----- PROVIDED DATA -----

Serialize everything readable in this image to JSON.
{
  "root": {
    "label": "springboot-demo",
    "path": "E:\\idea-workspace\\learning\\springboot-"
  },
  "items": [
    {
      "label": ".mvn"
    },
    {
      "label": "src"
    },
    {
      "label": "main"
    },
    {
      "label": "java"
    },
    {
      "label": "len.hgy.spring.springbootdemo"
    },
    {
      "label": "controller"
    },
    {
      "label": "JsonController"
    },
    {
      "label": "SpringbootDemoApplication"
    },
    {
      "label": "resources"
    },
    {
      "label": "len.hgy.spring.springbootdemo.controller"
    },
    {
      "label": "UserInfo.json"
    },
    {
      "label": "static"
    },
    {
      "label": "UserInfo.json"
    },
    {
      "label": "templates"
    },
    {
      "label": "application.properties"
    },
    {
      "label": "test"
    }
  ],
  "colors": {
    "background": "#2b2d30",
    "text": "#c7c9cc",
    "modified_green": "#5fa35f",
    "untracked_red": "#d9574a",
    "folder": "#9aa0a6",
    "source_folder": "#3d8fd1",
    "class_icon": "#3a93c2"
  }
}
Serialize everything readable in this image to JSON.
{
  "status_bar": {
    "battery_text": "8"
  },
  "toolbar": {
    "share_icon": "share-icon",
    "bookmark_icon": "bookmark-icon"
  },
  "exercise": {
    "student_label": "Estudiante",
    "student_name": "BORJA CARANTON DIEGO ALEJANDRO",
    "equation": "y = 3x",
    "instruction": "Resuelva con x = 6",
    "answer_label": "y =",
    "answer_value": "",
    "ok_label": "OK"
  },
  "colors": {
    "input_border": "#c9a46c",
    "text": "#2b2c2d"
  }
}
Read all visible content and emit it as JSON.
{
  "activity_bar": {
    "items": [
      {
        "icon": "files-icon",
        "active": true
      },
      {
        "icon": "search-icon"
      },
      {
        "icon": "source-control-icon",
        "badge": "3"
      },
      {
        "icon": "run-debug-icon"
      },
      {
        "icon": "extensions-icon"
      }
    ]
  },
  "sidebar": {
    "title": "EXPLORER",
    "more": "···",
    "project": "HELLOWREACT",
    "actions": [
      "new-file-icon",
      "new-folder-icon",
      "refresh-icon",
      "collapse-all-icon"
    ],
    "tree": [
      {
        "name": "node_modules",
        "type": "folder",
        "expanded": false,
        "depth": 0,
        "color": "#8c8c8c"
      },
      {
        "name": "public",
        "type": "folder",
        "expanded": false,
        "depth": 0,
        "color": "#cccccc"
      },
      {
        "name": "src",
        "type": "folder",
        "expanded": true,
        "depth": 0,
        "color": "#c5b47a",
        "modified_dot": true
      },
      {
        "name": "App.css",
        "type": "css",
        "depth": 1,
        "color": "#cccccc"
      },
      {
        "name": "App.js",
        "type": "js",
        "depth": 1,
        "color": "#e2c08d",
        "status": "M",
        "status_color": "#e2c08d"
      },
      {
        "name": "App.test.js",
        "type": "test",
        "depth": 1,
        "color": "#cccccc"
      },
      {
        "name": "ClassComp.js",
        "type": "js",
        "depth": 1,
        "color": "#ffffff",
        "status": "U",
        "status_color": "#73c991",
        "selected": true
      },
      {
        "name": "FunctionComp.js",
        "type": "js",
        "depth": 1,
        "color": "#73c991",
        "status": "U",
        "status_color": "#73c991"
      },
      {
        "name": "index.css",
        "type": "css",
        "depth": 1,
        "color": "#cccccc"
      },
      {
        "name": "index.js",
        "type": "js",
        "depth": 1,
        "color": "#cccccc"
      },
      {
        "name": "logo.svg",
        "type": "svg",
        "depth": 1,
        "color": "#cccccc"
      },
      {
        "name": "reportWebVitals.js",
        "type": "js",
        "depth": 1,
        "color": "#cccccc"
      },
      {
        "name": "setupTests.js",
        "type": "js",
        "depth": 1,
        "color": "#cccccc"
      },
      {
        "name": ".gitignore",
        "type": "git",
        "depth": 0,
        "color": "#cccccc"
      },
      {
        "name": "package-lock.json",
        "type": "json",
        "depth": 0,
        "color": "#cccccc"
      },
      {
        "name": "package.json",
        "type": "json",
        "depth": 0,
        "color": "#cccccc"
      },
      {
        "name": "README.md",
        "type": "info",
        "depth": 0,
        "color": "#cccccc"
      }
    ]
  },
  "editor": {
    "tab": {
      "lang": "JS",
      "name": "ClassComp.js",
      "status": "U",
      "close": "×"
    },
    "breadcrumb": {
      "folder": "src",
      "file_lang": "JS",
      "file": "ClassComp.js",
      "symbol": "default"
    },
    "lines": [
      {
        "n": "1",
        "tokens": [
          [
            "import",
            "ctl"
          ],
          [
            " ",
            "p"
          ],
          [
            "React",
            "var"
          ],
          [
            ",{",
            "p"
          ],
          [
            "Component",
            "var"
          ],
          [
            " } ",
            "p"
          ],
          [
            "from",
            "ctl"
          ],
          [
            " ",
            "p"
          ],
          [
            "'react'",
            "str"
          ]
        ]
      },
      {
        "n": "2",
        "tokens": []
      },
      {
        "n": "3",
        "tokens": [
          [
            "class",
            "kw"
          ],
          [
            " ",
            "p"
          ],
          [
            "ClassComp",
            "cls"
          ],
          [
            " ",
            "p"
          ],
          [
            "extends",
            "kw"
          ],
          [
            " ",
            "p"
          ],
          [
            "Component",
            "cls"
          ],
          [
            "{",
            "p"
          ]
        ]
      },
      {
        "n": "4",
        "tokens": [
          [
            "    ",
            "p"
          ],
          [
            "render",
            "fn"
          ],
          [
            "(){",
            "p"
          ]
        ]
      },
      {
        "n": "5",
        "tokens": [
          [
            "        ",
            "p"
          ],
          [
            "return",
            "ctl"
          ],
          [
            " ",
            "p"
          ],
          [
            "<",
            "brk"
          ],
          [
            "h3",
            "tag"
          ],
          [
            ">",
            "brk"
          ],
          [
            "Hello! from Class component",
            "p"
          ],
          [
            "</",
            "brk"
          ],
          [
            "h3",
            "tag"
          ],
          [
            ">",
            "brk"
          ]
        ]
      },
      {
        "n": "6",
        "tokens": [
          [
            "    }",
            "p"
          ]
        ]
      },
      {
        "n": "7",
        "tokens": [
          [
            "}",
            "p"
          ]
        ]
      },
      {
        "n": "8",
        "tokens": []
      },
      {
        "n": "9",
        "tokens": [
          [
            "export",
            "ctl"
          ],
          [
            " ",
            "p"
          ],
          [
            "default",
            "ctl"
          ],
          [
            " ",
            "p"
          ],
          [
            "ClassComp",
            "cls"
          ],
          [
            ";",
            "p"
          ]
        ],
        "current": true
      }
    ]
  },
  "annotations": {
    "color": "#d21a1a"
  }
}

-----

• [YOUR GOAL]
Only lines that contain the word "true" are wanted; copy each of them.

• [WRITTEN SOLUTION]
        "active": true
        "expanded": true,
        "modified_dot": true
        "selected": true
        "current": true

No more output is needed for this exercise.